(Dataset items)
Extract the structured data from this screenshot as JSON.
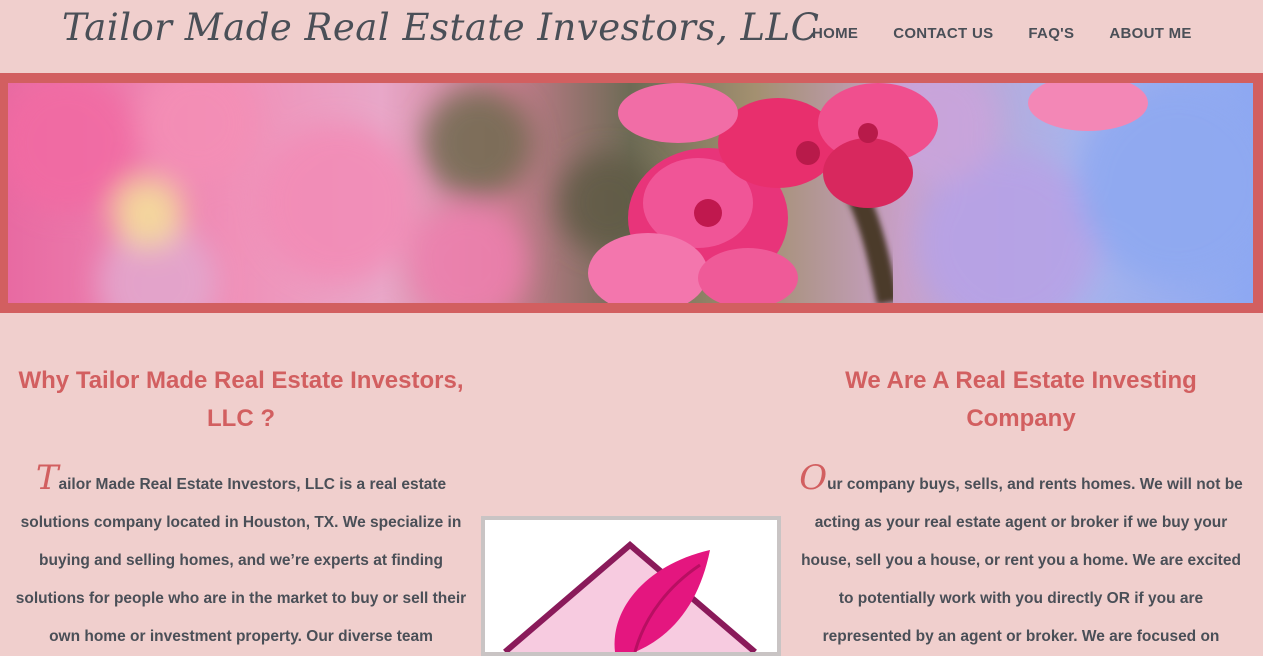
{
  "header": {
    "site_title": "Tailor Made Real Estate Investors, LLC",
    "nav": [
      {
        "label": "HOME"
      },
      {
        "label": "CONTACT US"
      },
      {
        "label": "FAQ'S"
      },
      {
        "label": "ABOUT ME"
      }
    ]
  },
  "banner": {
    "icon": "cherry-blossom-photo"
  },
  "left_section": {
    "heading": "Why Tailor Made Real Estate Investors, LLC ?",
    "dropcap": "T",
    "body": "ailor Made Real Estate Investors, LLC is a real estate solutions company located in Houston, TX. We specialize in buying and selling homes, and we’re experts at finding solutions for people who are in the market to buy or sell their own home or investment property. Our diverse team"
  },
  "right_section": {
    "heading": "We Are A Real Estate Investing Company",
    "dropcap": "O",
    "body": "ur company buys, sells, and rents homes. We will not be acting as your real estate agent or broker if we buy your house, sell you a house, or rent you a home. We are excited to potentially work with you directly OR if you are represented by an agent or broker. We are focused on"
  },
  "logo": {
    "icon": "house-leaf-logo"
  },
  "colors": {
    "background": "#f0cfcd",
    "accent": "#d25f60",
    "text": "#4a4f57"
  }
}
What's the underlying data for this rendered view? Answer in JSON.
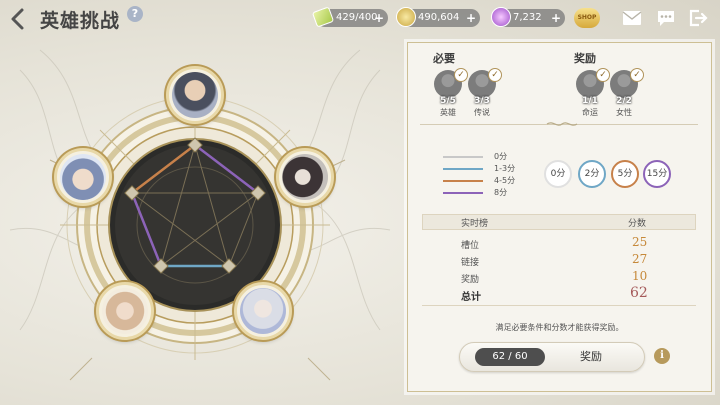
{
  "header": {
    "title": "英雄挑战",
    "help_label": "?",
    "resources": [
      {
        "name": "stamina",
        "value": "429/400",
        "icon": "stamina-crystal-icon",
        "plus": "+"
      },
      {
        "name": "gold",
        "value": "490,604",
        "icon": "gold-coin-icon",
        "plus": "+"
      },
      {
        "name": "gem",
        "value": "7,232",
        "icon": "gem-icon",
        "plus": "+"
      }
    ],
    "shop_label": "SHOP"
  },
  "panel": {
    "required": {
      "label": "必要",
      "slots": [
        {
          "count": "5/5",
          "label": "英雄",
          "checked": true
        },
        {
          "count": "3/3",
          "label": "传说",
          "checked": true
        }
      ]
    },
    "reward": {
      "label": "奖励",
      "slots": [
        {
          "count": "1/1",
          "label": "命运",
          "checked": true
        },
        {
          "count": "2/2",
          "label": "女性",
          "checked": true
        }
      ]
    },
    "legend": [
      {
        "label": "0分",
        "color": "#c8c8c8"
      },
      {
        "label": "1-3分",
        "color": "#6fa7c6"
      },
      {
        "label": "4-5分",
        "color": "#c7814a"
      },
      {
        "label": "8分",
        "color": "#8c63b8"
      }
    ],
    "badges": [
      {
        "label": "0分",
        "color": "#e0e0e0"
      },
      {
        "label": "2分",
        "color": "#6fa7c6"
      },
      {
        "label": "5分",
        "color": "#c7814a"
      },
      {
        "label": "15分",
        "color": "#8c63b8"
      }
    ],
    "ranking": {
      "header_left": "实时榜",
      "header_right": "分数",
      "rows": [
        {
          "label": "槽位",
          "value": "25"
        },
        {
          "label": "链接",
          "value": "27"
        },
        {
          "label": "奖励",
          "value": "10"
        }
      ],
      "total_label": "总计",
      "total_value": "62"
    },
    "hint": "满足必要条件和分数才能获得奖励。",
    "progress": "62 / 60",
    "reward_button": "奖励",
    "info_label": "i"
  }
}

==

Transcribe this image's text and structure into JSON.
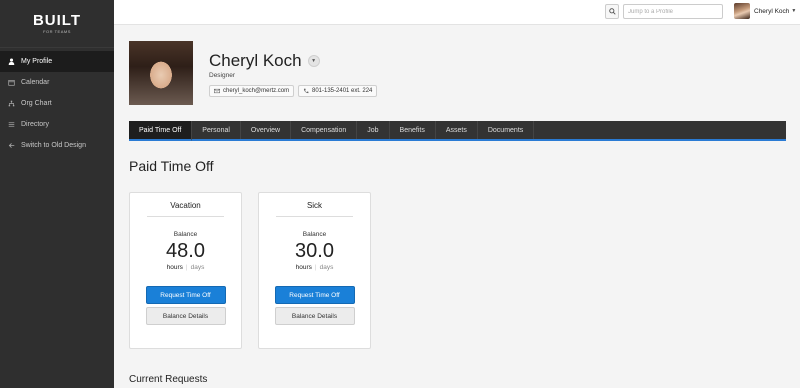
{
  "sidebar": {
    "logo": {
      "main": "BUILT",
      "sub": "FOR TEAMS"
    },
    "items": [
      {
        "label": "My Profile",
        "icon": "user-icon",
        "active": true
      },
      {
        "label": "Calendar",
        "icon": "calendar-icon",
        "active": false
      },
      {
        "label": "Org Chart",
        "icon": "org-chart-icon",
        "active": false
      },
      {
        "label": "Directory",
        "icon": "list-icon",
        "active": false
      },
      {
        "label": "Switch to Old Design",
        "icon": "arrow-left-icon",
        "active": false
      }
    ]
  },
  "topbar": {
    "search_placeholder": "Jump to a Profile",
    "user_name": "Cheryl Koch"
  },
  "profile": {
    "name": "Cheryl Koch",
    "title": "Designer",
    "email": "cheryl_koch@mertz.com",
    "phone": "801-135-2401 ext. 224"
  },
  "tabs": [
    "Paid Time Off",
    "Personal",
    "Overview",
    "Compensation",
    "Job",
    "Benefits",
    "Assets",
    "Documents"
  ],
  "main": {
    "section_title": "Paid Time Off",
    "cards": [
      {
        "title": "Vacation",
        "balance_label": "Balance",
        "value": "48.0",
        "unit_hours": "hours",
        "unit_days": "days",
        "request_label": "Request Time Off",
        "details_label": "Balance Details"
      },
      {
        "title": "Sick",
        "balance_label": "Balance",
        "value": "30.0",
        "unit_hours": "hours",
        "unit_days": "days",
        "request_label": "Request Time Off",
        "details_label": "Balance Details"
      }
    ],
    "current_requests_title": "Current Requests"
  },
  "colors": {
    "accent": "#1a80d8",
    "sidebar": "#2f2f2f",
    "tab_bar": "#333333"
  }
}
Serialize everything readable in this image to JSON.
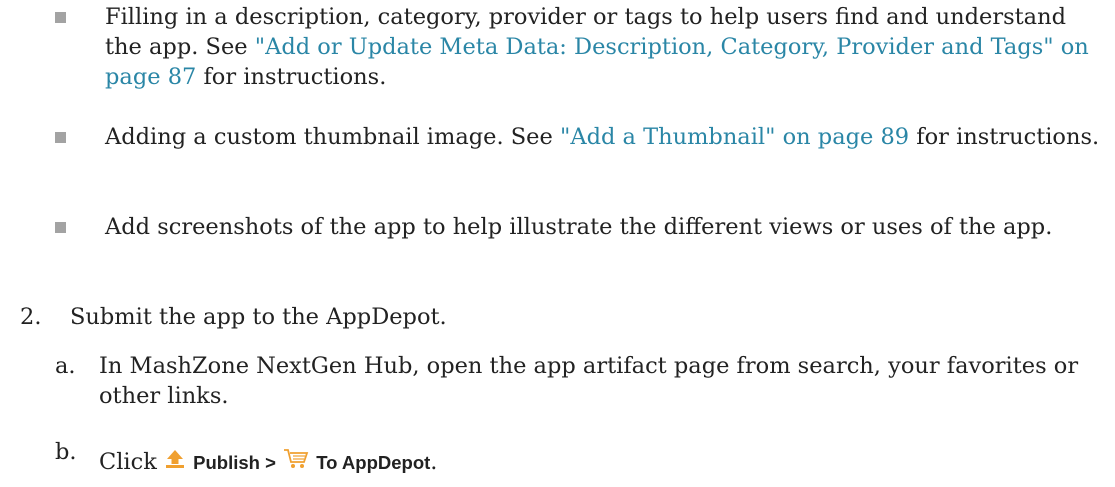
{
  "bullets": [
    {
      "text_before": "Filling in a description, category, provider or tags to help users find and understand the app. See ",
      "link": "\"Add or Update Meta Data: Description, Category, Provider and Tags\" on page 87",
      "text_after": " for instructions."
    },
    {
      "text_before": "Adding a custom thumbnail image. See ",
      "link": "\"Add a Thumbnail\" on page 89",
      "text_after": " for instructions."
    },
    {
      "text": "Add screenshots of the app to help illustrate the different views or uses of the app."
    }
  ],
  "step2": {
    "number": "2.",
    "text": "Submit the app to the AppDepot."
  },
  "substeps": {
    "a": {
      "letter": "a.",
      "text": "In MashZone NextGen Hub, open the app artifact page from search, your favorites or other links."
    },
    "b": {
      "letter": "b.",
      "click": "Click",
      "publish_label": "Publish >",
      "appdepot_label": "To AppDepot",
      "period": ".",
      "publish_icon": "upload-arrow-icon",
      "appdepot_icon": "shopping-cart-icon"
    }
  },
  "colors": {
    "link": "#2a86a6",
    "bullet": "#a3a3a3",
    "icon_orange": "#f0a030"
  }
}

...

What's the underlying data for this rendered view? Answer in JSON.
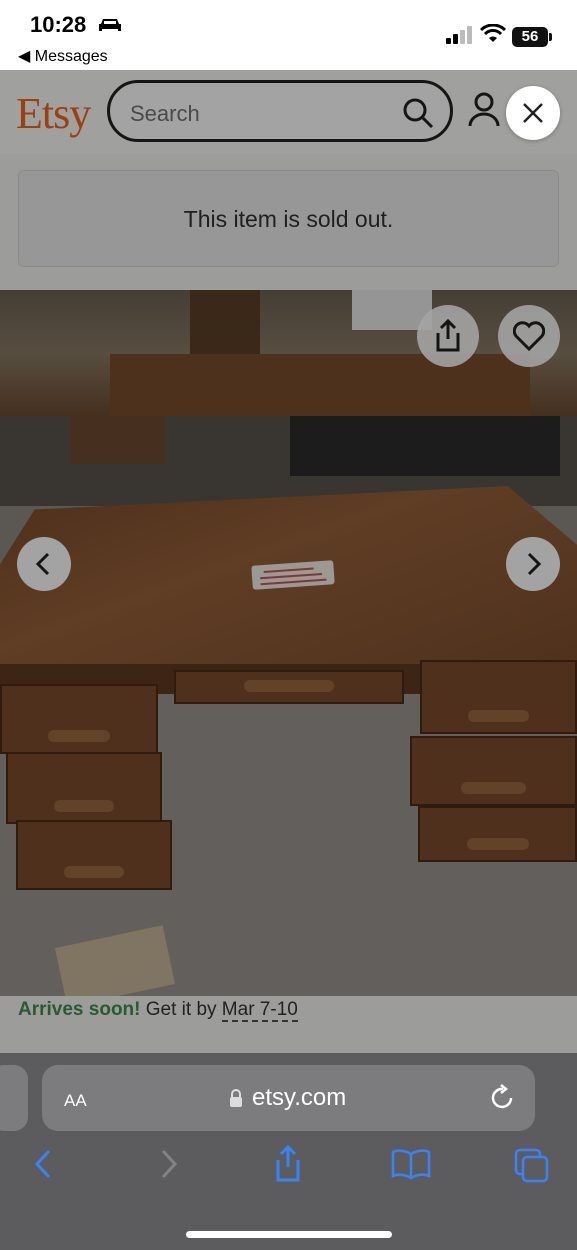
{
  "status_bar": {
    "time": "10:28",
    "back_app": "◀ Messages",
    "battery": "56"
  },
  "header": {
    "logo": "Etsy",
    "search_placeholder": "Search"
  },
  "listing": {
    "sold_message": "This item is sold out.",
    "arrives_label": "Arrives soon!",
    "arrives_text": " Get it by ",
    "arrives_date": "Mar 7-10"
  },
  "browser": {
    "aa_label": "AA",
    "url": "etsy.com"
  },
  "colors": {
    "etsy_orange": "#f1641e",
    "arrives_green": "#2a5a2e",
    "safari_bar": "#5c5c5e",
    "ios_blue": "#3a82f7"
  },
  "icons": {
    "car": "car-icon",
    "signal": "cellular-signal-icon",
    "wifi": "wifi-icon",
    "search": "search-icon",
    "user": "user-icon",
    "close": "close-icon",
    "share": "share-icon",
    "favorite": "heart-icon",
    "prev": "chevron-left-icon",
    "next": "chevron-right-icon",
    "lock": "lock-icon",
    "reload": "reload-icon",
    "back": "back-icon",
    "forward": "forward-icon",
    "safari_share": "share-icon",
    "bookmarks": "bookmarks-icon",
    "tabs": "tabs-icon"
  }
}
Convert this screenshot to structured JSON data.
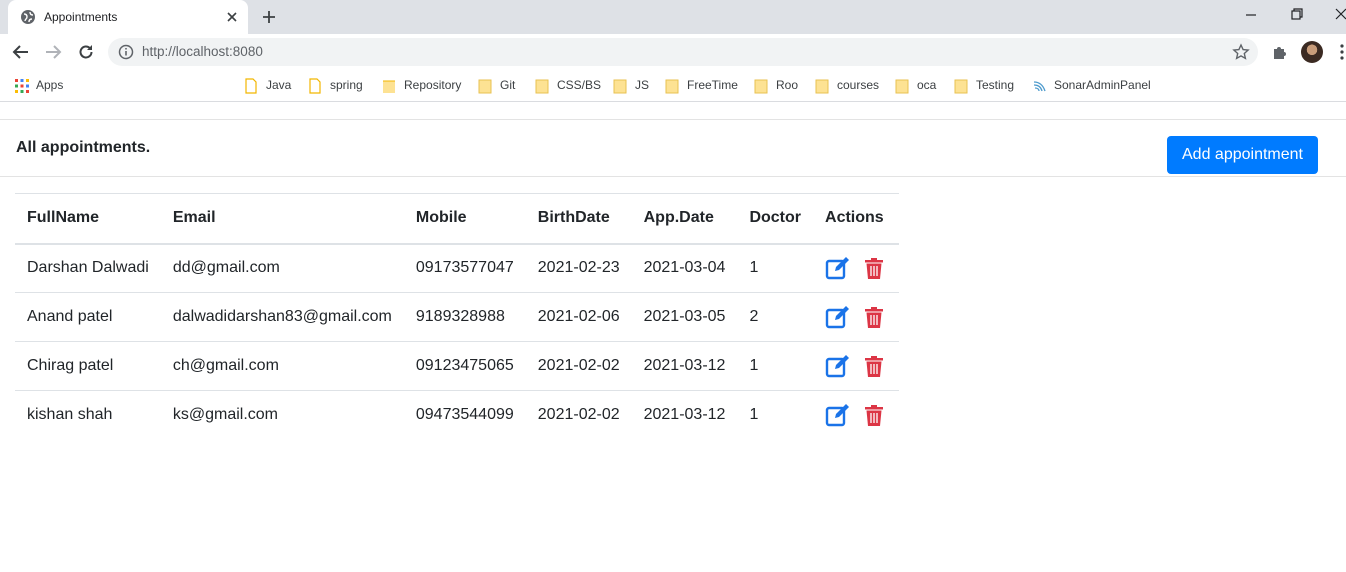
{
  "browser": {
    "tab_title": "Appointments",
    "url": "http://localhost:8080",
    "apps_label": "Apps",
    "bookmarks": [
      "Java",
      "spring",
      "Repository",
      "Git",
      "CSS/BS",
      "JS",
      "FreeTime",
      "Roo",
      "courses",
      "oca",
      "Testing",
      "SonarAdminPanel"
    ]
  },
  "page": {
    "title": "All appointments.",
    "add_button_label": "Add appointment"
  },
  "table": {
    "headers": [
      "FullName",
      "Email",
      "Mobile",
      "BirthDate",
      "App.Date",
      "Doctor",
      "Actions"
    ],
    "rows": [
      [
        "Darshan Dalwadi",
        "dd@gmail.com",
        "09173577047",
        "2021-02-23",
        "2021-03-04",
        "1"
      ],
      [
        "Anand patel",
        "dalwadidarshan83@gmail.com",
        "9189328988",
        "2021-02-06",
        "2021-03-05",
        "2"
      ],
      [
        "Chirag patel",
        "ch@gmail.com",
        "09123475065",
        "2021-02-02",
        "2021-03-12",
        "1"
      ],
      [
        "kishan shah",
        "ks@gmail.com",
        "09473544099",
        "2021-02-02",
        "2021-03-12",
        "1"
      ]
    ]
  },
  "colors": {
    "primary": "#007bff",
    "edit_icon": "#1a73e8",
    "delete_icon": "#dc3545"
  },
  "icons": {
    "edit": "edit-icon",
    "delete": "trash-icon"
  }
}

● **PROBLEM DESCRIPTION**:
Pick each line holding the word "bookmarks" out of the listing.

● **EXERCISE SOLUTION**:
    "bookmarks": "bookmarks-icon",
    "bookmarks": [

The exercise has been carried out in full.